### REQUIREMENTS
Repeat each entry word for word. Leave any images out of the copy.

Records from a dataset:
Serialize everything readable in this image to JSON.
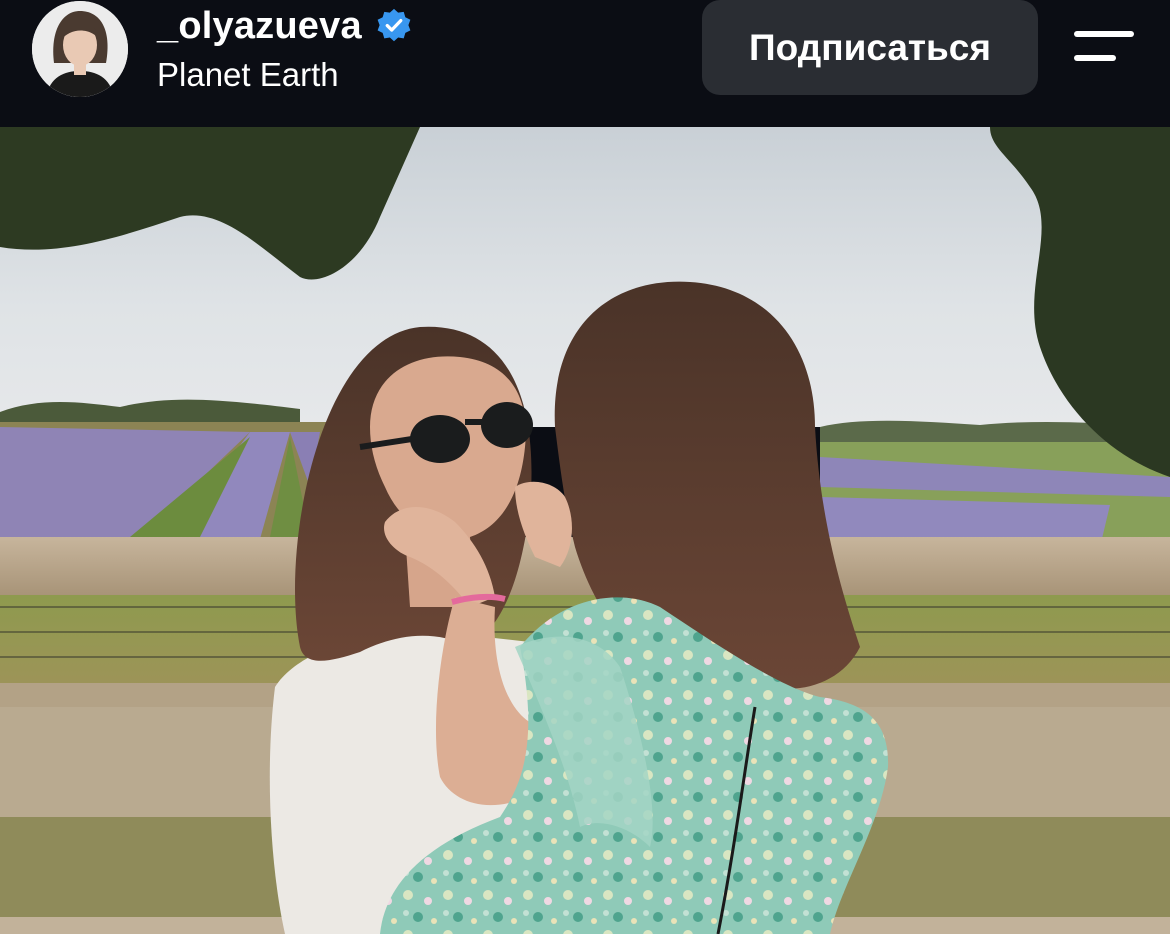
{
  "post_header": {
    "username": "_olyazueva",
    "verified": true,
    "location": "Planet Earth",
    "follow_label": "Подписаться",
    "avatar_icon": "profile-avatar",
    "verified_icon": "verified-badge-icon",
    "menu_icon": "hamburger-menu-icon"
  },
  "colors": {
    "background": "#0b0d14",
    "button_bg": "#2a2d33",
    "verified_blue": "#3897f0",
    "text": "#ffffff"
  },
  "post_image": {
    "icon": "photo"
  }
}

### OUTPUT
Serialize everything readable in this image to JSON.
{
  "post_header": {
    "username": "_olyazueva",
    "verified": true,
    "location": "Planet Earth",
    "follow_label": "Подписаться",
    "avatar_icon": "profile-avatar",
    "verified_icon": "verified-badge-icon",
    "menu_icon": "hamburger-menu-icon"
  },
  "colors": {
    "background": "#0b0d14",
    "button_bg": "#2a2d33",
    "verified_blue": "#3897f0",
    "text": "#ffffff"
  },
  "post_image": {
    "icon": "photo"
  }
}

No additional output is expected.